Gather each line of the entries below that includes "legend".

Dataset items
★ ★ ★ ★

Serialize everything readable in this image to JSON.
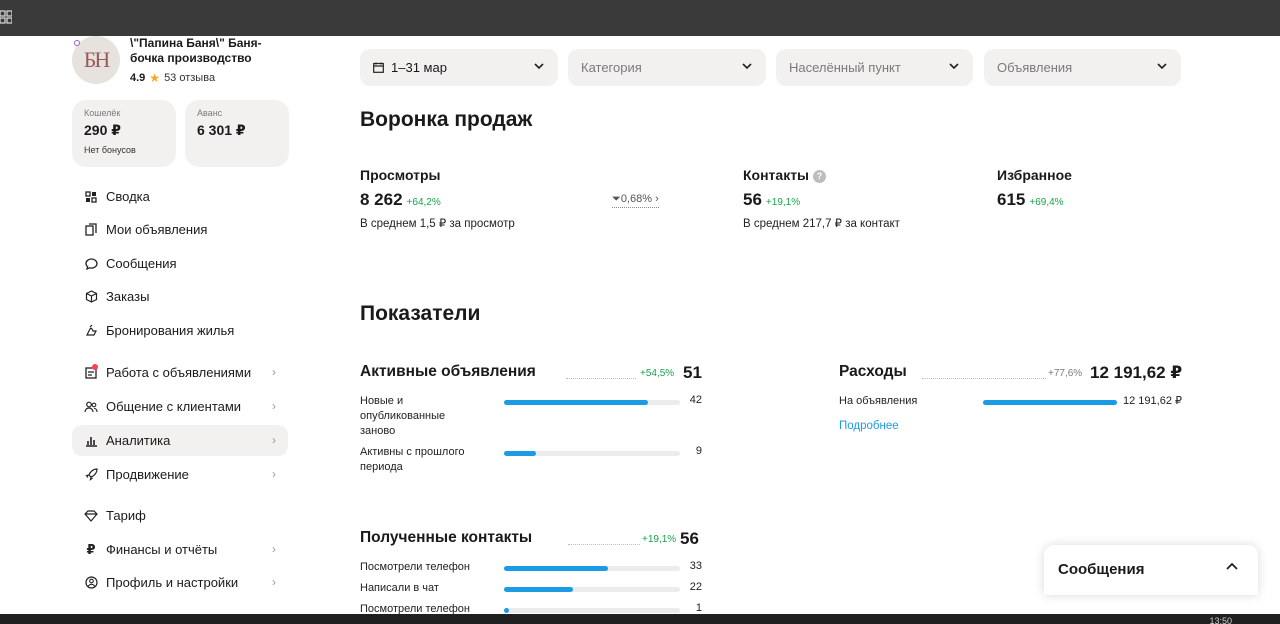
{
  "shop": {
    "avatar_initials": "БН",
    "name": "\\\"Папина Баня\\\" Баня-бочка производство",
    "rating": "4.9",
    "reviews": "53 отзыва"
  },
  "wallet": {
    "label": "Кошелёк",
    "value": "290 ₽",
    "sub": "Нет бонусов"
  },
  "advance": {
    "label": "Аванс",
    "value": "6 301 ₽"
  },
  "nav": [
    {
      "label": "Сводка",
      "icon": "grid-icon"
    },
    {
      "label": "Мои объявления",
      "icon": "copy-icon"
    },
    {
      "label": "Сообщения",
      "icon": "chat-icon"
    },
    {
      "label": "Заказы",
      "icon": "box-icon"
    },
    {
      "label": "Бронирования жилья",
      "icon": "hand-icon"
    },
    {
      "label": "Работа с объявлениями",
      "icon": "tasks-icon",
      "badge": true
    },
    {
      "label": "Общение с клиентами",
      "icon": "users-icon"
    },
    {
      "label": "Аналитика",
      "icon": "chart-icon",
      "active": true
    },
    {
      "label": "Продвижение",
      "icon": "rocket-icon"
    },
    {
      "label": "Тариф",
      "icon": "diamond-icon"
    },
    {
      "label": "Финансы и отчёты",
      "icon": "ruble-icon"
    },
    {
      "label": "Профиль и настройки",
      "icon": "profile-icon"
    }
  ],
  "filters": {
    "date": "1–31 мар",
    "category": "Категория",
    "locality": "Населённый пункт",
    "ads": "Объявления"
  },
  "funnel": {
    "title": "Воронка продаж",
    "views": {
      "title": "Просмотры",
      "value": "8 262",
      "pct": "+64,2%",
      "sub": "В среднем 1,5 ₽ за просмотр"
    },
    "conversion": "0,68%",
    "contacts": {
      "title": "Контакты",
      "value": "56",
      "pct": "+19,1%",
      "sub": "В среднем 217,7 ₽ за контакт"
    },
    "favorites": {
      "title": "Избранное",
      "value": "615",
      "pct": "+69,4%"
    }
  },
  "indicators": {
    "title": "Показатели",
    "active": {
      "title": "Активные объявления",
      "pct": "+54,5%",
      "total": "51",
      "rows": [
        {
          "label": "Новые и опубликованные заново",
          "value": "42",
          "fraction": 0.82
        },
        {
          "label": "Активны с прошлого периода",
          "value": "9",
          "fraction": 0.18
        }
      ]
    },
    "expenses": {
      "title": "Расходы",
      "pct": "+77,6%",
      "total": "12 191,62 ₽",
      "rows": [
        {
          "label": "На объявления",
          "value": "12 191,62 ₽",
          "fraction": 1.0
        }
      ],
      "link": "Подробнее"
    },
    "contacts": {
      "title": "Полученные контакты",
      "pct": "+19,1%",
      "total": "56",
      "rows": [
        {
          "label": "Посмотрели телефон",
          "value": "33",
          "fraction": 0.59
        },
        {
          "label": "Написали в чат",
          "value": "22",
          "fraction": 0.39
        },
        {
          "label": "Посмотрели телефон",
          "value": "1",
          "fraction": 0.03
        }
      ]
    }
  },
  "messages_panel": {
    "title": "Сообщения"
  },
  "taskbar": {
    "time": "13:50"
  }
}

★ ★ ★ ★

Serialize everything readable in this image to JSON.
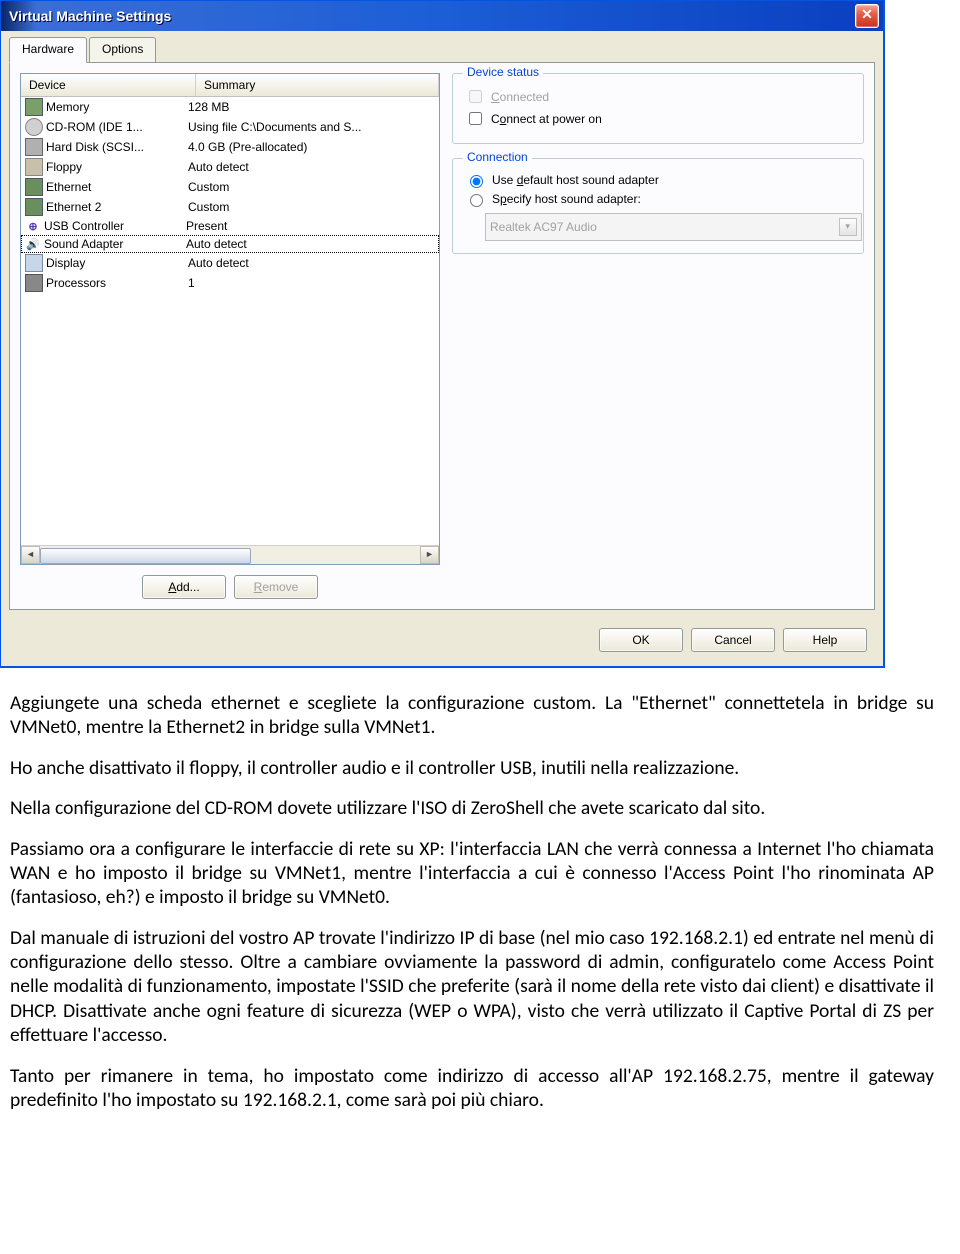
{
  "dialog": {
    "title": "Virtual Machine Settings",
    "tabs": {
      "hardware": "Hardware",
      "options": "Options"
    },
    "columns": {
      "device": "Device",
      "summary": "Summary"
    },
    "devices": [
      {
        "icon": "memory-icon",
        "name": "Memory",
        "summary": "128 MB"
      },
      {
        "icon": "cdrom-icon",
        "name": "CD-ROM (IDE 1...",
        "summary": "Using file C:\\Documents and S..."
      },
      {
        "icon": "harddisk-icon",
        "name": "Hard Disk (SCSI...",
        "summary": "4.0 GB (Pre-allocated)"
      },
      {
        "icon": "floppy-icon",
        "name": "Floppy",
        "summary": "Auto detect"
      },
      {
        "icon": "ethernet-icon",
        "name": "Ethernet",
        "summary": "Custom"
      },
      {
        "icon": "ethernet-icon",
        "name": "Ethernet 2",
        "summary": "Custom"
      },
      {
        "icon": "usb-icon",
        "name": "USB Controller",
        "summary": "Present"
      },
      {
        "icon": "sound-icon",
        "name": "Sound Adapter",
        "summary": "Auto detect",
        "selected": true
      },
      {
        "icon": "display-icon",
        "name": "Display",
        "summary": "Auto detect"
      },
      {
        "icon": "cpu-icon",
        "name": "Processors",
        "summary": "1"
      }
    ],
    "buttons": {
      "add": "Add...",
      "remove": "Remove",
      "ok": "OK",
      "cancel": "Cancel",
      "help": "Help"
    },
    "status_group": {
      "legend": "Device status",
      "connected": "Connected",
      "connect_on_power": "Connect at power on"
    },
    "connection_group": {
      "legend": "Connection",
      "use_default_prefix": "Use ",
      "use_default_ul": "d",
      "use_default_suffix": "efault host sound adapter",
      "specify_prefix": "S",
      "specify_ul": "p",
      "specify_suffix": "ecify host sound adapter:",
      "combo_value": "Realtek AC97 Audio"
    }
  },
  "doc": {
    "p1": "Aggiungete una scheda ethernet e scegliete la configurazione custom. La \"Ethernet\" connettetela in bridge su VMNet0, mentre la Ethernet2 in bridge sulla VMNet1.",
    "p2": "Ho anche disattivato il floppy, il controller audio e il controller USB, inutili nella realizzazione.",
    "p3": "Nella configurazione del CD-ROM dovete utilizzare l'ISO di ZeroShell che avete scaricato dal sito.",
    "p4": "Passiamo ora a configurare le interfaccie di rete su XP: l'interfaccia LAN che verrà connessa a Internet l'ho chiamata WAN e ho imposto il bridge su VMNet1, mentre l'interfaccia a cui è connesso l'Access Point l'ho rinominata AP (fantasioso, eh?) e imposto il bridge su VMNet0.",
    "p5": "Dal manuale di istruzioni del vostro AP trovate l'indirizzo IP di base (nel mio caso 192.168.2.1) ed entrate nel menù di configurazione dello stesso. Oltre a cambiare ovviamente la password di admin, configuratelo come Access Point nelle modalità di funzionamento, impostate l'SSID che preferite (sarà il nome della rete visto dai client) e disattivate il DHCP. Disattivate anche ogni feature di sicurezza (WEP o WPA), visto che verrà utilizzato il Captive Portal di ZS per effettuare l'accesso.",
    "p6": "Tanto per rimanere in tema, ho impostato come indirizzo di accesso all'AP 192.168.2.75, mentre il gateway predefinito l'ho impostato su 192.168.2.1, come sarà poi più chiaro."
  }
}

★ ★ ★ ★

TASK RESPONSE:
      "legend": "Device status",
      "legend": "Connection",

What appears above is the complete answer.